Gather every line of the entries that includes the word "JSON".
****
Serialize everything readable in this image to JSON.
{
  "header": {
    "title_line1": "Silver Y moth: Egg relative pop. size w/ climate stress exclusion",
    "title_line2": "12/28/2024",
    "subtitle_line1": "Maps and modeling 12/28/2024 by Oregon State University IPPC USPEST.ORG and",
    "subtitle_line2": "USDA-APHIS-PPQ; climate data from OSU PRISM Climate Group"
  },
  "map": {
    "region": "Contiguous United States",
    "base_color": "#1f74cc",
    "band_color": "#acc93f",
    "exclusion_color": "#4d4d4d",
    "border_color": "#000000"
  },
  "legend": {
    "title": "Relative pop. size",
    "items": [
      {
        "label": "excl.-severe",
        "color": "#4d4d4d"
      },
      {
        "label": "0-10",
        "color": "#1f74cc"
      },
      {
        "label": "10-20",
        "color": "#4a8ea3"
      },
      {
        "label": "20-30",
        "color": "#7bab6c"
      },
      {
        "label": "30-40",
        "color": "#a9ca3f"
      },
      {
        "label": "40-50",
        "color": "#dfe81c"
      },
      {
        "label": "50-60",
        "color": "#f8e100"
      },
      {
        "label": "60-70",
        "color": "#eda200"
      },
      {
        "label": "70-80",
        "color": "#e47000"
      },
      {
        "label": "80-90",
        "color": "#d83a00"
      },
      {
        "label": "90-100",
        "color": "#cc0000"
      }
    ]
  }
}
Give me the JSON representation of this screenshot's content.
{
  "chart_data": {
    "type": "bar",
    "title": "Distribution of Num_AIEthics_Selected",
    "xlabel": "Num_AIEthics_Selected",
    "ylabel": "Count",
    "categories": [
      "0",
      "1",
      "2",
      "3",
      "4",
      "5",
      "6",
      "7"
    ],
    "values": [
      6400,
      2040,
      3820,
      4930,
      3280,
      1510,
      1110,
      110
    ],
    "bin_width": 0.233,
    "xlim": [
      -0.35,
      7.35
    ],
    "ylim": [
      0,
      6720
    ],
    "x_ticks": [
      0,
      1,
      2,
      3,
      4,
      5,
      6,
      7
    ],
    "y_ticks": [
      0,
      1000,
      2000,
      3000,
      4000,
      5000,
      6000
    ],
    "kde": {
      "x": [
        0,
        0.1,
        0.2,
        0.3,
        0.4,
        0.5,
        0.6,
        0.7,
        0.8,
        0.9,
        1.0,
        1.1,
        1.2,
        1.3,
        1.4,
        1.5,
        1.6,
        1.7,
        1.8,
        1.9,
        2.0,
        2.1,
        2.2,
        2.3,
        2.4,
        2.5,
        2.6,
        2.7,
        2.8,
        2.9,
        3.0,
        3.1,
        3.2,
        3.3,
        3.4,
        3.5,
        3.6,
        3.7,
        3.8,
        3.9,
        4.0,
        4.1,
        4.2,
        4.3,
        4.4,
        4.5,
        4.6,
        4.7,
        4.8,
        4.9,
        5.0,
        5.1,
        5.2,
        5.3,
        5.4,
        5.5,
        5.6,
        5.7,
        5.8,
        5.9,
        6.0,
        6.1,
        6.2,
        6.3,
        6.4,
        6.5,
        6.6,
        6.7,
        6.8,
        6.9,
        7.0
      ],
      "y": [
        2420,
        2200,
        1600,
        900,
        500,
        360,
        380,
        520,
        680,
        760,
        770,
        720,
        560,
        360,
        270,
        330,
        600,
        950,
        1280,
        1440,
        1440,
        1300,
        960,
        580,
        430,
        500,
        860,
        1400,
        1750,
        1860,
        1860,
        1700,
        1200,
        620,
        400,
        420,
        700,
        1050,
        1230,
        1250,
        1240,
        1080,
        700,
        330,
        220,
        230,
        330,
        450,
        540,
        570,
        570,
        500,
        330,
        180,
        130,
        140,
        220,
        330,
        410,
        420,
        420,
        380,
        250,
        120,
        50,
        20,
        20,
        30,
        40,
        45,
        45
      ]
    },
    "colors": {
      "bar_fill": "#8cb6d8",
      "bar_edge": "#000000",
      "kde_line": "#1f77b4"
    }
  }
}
****
### Written response
Serialize everything readable in this image to JSON.
Give me the JSON representation of this screenshot's content.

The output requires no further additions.